WHAT THE TASK ASKS
Copy out all of the data exactly as it appears.

Stored records:
"""
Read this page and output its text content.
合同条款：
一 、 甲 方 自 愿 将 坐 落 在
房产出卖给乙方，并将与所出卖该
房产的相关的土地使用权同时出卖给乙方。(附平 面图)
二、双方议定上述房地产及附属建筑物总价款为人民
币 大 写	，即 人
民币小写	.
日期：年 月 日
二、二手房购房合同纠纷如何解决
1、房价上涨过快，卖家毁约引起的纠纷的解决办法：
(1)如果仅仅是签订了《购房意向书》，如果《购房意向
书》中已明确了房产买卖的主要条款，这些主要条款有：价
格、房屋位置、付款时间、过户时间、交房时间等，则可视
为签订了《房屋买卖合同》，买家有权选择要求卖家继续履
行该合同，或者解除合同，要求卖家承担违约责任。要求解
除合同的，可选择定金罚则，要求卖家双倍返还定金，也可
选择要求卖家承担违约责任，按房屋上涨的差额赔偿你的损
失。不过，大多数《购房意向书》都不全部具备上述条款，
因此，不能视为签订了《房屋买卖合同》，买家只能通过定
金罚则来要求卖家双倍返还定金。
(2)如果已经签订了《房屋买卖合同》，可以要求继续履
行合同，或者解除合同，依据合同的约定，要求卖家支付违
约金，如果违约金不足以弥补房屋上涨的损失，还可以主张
"""
OUTPUT FOR THIS EXERCISE
Read this page and output its text content.
合同条款：
一 、 甲 方 自 愿 将 坐 落 在
房产出卖给乙方，并将与所出卖该
房产的相关的土地使用权同时出卖给乙方。(附平 面图)
二、双方议定上述房地产及附属建筑物总价款为人民
币 大 写	，即 人
民币小写	.
日期：年 月 日
二、二手房购房合同纠纷如何解决
1、房价上涨过快，卖家毁约引起的纠纷的解决办法：
(1)如果仅仅是签订了《购房意向书》，如果《购房意向
书》中已明确了房产买卖的主要条款，这些主要条款有：价
格、房屋位置、付款时间、过户时间、交房时间等，则可视
为签订了《房屋买卖合同》，买家有权选择要求卖家继续履
行该合同，或者解除合同，要求卖家承担违约责任。要求解
除合同的，可选择定金罚则，要求卖家双倍返还定金，也可
选择要求卖家承担违约责任，按房屋上涨的差额赔偿你的损
失。不过，大多数《购房意向书》都不全部具备上述条款，
因此，不能视为签订了《房屋买卖合同》，买家只能通过定
金罚则来要求卖家双倍返还定金。
(2)如果已经签订了《房屋买卖合同》，可以要求继续履
行合同，或者解除合同，依据合同的约定，要求卖家支付违
约金，如果违约金不足以弥补房屋上涨的损失，还可以主张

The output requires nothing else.